Written task
Scan the data below for the string "arbetslöshet". Copy every line where it appears.

### Dataset entries ###

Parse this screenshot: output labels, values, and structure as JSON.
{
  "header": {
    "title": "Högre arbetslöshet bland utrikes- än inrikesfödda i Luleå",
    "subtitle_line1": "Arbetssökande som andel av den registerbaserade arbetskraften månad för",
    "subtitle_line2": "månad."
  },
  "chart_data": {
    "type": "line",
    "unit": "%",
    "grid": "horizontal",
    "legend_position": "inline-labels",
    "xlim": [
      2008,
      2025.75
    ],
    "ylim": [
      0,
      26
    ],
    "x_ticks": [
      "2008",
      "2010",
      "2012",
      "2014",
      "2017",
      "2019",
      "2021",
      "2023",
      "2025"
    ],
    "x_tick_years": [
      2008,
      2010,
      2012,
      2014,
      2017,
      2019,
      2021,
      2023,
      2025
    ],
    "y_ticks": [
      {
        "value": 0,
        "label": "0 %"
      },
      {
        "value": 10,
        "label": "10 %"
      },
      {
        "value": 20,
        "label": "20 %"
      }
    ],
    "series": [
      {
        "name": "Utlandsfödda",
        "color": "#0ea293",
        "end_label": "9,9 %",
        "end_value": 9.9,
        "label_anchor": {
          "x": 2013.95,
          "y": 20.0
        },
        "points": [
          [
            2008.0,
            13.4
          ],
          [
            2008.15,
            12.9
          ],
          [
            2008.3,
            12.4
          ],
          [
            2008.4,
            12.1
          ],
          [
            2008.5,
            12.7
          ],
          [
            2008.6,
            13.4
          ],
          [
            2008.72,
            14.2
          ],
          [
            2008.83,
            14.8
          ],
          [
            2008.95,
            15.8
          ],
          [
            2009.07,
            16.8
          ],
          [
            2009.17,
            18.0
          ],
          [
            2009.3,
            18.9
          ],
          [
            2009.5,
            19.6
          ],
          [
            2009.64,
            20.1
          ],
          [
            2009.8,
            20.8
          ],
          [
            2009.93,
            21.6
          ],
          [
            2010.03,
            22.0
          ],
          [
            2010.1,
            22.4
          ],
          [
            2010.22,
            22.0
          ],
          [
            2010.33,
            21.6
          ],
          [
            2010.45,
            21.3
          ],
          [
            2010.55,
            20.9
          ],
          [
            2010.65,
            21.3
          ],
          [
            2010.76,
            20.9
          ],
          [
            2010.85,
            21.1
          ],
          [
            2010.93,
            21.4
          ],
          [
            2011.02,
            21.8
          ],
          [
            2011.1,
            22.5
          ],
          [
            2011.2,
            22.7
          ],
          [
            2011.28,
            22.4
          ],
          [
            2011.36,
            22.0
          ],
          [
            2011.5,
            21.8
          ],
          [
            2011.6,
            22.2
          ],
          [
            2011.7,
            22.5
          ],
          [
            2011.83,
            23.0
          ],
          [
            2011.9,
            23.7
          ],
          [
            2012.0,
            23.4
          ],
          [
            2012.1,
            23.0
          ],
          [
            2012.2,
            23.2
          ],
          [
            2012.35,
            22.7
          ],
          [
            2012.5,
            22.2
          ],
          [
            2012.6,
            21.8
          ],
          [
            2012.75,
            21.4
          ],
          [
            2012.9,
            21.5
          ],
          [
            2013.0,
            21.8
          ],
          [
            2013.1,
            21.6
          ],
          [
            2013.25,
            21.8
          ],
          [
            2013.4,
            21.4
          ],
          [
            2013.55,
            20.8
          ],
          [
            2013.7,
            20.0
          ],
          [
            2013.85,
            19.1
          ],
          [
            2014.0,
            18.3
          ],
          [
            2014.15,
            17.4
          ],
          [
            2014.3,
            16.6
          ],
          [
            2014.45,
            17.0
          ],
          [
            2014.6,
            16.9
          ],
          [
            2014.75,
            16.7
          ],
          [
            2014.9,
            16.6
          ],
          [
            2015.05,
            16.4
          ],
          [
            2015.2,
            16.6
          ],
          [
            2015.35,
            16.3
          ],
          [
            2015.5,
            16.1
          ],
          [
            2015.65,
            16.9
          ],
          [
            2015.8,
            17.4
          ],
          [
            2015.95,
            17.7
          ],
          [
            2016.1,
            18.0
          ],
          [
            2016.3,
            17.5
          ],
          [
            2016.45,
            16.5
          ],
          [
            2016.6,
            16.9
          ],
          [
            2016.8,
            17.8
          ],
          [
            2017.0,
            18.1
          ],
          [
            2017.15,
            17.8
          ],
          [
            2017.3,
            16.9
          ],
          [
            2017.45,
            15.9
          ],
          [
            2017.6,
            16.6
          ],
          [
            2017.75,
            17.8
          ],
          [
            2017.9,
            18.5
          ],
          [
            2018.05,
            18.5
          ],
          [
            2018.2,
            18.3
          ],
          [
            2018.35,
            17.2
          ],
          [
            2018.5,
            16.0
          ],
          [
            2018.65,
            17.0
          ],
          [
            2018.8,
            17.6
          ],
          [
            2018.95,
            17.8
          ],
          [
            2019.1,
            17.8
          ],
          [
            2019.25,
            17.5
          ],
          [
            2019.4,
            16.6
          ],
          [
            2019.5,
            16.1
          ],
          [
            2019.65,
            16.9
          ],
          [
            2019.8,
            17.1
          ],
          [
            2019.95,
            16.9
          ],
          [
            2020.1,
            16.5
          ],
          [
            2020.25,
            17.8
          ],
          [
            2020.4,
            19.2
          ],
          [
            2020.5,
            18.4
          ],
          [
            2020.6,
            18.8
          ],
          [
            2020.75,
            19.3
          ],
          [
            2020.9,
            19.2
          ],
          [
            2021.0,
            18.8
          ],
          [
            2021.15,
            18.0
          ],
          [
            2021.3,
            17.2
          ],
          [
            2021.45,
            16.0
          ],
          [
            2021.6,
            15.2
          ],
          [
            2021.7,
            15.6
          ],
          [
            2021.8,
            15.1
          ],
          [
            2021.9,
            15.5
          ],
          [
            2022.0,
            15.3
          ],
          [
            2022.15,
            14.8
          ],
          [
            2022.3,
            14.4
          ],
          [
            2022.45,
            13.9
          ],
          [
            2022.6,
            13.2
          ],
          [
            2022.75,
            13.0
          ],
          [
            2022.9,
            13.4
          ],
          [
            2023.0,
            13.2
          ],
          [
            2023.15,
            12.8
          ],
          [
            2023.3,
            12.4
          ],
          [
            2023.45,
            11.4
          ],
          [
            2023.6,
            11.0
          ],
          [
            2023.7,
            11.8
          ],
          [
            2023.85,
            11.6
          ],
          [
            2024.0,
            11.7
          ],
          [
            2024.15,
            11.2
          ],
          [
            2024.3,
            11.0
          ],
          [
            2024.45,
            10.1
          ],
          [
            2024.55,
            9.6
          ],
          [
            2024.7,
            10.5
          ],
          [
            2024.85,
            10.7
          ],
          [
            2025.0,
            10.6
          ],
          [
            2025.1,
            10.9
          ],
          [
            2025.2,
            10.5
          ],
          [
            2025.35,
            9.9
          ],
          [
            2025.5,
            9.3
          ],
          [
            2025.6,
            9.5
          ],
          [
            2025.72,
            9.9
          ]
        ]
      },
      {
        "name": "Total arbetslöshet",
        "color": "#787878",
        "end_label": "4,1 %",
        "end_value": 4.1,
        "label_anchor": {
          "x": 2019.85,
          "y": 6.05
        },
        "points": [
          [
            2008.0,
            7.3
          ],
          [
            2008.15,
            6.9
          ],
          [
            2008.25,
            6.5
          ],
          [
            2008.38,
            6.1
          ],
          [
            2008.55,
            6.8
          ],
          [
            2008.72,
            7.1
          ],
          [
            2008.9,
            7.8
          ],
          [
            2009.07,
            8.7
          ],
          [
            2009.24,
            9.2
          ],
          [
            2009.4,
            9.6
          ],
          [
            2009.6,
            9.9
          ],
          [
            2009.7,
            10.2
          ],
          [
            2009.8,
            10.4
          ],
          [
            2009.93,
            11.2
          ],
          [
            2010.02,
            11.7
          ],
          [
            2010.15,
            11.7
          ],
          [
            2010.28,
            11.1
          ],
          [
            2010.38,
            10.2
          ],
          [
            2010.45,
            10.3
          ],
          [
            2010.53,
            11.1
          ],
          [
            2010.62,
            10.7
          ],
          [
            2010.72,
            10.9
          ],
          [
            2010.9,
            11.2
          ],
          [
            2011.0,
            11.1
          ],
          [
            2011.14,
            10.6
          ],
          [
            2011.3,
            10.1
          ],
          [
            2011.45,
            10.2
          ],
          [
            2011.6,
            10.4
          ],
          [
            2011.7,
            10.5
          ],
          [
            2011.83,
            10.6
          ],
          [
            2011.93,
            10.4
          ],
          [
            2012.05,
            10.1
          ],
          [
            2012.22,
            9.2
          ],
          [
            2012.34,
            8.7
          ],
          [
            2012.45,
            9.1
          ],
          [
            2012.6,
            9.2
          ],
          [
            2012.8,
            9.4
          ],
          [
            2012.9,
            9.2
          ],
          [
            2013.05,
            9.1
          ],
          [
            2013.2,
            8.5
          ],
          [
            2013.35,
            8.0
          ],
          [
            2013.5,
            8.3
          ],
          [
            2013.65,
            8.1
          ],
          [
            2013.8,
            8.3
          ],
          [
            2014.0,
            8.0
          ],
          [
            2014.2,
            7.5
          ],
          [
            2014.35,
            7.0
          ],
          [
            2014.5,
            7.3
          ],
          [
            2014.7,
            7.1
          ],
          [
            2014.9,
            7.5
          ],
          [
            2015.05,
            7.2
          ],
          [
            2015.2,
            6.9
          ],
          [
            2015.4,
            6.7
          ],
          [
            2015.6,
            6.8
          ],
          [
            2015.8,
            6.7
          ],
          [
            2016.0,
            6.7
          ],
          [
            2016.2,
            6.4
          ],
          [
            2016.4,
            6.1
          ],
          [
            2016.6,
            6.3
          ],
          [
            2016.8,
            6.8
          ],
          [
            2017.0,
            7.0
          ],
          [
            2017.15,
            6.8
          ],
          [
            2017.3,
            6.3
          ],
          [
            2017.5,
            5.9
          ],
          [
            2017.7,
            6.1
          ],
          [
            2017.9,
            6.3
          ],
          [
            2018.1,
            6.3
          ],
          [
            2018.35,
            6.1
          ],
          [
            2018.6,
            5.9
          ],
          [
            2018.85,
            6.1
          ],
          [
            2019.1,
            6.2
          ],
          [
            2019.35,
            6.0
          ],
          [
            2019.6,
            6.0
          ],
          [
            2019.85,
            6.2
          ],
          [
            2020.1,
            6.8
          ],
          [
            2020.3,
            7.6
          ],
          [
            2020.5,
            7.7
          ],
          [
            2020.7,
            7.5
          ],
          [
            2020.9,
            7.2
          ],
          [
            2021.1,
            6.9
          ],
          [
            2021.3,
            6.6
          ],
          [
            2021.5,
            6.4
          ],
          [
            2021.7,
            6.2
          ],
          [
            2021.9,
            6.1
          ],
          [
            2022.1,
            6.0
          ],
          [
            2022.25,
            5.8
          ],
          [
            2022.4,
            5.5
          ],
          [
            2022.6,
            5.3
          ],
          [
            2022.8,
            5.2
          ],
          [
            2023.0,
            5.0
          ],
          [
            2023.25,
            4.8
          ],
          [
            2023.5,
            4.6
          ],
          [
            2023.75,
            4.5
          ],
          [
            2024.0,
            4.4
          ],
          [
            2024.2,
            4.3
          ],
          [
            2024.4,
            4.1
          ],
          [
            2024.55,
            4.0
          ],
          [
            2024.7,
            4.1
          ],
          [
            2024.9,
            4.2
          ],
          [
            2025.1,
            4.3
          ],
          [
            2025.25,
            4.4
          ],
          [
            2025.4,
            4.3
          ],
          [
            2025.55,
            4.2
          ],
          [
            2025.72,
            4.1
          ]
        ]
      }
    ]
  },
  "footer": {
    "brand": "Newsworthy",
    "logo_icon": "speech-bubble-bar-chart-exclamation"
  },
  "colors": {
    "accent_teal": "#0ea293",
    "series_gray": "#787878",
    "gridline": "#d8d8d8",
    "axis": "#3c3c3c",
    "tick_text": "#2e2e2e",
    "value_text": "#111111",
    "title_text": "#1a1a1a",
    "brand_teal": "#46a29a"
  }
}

###

Result
    "title": "Högre arbetslöshet bland utrikes- än inrikesfödda i Luleå",
        "name": "Total arbetslöshet",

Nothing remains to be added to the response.